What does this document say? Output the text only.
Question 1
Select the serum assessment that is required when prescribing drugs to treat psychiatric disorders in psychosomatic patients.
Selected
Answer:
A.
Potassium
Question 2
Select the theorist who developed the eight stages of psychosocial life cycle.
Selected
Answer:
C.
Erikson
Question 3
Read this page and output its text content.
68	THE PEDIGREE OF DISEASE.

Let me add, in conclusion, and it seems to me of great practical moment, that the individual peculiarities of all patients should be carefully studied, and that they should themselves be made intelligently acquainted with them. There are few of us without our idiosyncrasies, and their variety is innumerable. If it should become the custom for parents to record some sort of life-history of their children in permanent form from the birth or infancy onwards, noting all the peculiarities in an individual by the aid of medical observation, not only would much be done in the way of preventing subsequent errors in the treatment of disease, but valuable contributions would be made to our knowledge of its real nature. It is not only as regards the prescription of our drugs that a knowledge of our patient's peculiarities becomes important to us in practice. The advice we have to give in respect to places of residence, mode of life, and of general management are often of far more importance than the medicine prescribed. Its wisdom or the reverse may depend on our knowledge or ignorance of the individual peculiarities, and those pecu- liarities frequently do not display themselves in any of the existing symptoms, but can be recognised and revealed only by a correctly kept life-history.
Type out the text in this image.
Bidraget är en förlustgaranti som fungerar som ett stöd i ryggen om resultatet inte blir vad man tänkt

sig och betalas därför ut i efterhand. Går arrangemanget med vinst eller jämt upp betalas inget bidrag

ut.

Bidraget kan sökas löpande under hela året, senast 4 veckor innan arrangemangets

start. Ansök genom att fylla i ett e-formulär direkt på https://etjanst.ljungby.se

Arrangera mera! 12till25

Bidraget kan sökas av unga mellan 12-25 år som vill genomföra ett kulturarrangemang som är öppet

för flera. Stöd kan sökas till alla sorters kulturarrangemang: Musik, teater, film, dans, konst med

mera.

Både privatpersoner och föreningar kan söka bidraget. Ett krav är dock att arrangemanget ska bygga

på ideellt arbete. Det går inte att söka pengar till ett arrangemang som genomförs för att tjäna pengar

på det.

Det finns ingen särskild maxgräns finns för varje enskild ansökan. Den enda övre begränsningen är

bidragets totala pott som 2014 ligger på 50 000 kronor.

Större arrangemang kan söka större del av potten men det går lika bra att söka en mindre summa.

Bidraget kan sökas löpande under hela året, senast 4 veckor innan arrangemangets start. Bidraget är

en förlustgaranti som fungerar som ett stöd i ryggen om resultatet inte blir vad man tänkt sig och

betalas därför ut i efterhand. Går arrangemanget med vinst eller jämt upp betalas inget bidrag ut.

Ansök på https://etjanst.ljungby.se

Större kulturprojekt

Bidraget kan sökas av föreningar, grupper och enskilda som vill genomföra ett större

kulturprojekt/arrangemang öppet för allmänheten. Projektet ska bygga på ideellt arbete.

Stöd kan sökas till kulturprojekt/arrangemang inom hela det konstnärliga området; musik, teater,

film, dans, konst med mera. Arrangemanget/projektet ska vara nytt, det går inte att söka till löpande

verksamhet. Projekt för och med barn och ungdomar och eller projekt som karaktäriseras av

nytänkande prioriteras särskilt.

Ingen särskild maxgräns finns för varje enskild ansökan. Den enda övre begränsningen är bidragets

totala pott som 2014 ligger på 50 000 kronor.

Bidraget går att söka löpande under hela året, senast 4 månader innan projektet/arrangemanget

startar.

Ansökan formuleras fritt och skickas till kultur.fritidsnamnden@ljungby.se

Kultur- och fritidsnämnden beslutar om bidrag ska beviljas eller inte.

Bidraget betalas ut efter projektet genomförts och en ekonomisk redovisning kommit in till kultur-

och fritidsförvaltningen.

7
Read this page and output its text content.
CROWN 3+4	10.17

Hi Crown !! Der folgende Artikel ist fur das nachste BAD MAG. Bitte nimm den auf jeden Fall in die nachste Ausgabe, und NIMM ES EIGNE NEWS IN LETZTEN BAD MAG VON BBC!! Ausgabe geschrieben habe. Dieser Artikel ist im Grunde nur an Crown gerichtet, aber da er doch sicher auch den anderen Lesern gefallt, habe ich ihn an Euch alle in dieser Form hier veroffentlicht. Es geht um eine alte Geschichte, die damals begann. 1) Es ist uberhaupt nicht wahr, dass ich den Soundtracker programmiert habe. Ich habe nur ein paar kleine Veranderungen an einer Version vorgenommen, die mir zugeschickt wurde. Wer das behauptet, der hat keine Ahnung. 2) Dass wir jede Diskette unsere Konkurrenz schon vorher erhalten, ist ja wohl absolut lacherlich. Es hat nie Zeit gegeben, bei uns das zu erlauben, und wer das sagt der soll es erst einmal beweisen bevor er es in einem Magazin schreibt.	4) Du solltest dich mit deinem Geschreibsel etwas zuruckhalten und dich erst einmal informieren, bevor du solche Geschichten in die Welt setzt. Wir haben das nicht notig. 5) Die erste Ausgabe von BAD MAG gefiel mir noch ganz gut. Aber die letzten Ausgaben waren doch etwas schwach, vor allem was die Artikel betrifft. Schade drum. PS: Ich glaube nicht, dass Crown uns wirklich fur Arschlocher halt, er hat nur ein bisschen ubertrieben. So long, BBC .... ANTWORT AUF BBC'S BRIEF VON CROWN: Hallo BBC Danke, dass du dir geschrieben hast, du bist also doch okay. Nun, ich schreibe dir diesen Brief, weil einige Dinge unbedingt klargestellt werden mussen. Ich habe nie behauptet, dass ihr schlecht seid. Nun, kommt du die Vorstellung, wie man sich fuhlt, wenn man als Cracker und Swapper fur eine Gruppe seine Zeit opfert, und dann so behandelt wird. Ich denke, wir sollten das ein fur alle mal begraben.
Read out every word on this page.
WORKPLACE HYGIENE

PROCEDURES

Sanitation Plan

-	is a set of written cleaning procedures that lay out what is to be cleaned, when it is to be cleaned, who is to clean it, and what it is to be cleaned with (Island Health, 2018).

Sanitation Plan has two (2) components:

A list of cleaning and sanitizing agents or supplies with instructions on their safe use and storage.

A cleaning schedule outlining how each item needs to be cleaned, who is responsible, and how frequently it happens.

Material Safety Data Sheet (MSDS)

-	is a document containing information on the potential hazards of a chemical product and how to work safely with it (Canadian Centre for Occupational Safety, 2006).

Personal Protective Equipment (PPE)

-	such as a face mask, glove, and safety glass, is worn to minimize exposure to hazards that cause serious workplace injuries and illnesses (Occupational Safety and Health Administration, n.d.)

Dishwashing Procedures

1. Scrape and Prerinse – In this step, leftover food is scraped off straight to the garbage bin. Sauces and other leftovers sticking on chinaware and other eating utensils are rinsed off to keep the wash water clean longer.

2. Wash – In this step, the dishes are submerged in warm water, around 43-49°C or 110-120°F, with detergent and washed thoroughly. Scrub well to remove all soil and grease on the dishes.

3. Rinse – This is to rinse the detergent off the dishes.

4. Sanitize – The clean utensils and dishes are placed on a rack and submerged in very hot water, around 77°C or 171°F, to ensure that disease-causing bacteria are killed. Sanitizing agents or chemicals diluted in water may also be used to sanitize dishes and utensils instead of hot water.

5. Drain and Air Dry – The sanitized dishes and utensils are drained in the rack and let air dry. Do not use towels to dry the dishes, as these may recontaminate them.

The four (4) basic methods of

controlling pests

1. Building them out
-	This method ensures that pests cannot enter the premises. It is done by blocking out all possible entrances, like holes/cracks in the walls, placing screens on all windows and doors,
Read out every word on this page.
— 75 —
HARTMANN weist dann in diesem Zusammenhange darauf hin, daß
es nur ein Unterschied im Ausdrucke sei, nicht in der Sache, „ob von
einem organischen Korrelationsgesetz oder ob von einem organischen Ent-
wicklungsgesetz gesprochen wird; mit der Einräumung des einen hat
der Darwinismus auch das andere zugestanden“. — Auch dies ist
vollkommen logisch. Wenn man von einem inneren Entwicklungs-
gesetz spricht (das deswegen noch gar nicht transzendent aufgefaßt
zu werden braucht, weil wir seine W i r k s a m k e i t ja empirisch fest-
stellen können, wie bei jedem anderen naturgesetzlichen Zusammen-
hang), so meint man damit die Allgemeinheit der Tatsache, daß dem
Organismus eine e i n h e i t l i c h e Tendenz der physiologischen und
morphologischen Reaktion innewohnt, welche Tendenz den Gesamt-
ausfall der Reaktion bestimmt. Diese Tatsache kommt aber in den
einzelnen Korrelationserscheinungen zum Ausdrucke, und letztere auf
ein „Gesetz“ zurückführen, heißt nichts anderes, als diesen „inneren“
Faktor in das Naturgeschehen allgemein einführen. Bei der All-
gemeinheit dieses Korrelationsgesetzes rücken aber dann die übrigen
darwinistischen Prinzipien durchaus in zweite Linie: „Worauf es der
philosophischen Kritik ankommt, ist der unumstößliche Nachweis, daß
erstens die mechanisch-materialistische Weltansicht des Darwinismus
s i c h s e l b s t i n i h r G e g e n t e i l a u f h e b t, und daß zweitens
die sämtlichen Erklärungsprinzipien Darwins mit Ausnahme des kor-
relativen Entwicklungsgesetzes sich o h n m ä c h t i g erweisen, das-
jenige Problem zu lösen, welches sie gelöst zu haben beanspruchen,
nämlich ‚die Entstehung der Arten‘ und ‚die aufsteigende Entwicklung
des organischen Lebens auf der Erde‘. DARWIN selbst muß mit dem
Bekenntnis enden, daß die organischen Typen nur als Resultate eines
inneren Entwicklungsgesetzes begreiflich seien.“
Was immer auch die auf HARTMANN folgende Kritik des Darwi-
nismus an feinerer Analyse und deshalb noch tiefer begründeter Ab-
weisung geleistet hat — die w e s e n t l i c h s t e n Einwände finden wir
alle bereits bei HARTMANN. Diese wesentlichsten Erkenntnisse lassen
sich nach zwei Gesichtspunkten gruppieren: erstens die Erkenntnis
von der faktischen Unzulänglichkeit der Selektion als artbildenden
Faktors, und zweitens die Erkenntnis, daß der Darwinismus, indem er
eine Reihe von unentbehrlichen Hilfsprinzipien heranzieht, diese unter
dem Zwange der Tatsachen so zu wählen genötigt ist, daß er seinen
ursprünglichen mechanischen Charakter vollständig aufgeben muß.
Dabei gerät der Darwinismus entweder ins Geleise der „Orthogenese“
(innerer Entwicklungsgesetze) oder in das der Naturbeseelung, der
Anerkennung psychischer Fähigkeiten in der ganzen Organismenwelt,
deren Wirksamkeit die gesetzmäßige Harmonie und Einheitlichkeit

Your task: Looking through the entries, count the lines that hold the word "kronor" and state that count alone.

Your solution: 2